*Records from a dataset*:
# # # # #
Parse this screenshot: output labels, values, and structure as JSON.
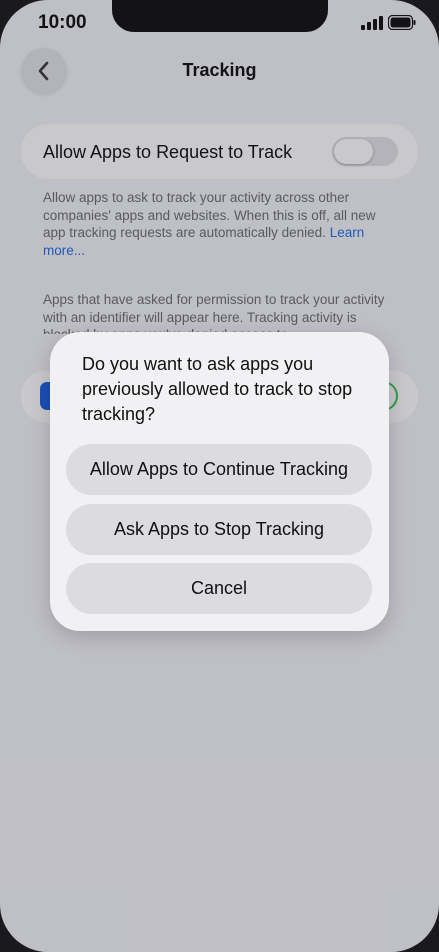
{
  "status_bar": {
    "time": "10:00"
  },
  "nav": {
    "title": "Tracking",
    "back_icon": "chevron-left-icon"
  },
  "toggle_card": {
    "label": "Allow Apps to Request to Track",
    "enabled": false
  },
  "description": {
    "text": "Allow apps to ask to track your activity across other companies' apps and websites. When this is off, all new app tracking requests are automatically denied.",
    "link": "Learn more..."
  },
  "apps_section": {
    "text": "Apps that have asked for permission to track your activity with an identifier will appear here. Tracking activity is blocked by apps you've denied access to."
  },
  "dialog": {
    "message": "Do you want to ask apps you previously allowed to track to stop tracking?",
    "buttons": {
      "continue": "Allow Apps to Continue Tracking",
      "stop": "Ask Apps to Stop Tracking",
      "cancel": "Cancel"
    }
  },
  "colors": {
    "accent": "#1f6fe5",
    "toggle_on": "#34c759",
    "background": "#f2f2f7"
  }
}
# # # # #
*Work to complete*:
Ignore the images and quote every line of the listing exactly.

*Finished answer*:
Parse this screenshot: output labels, values, and structure as JSON.
{
  "status_bar": {
    "time": "10:00"
  },
  "nav": {
    "title": "Tracking",
    "back_icon": "chevron-left-icon"
  },
  "toggle_card": {
    "label": "Allow Apps to Request to Track",
    "enabled": false
  },
  "description": {
    "text": "Allow apps to ask to track your activity across other companies' apps and websites. When this is off, all new app tracking requests are automatically denied.",
    "link": "Learn more..."
  },
  "apps_section": {
    "text": "Apps that have asked for permission to track your activity with an identifier will appear here. Tracking activity is blocked by apps you've denied access to."
  },
  "dialog": {
    "message": "Do you want to ask apps you previously allowed to track to stop tracking?",
    "buttons": {
      "continue": "Allow Apps to Continue Tracking",
      "stop": "Ask Apps to Stop Tracking",
      "cancel": "Cancel"
    }
  },
  "colors": {
    "accent": "#1f6fe5",
    "toggle_on": "#34c759",
    "background": "#f2f2f7"
  }
}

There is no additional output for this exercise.